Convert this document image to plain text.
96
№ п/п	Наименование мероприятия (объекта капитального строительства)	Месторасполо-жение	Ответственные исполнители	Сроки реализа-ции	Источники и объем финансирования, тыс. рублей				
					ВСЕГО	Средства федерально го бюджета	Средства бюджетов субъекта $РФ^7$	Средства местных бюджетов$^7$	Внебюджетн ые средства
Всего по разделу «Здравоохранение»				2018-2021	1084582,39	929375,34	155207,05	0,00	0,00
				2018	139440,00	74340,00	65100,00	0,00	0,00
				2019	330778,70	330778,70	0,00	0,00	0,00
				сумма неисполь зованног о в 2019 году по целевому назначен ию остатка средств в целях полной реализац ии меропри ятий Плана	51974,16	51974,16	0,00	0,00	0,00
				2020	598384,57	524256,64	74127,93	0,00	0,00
··········
● THE PROBLEM:
Reproduce all of the records exactly.

● ANSWER TO THE PROBLEM:
Convert this document image to plain text.
96
№ п/п	Наименование мероприятия (объекта капитального строительства)	Месторасполо-жение	Ответственные исполнители	Сроки реализа-ции	Источники и объем финансирования, тыс. рублей				
					ВСЕГО	Средства федерально го бюджета	Средства бюджетов субъекта $РФ^7$	Средства местных бюджетов$^7$	Внебюджетн ые средства
Всего по разделу «Здравоохранение»				2018-2021	1084582,39	929375,34	155207,05	0,00	0,00
				2018	139440,00	74340,00	65100,00	0,00	0,00
				2019	330778,70	330778,70	0,00	0,00	0,00
				сумма неисполь зованног о в 2019 году по целевому назначен ию остатка средств в целях полной реализац ии меропри ятий Плана	51974,16	51974,16	0,00	0,00	0,00
				2020	598384,57	524256,64	74127,93	0,00	0,00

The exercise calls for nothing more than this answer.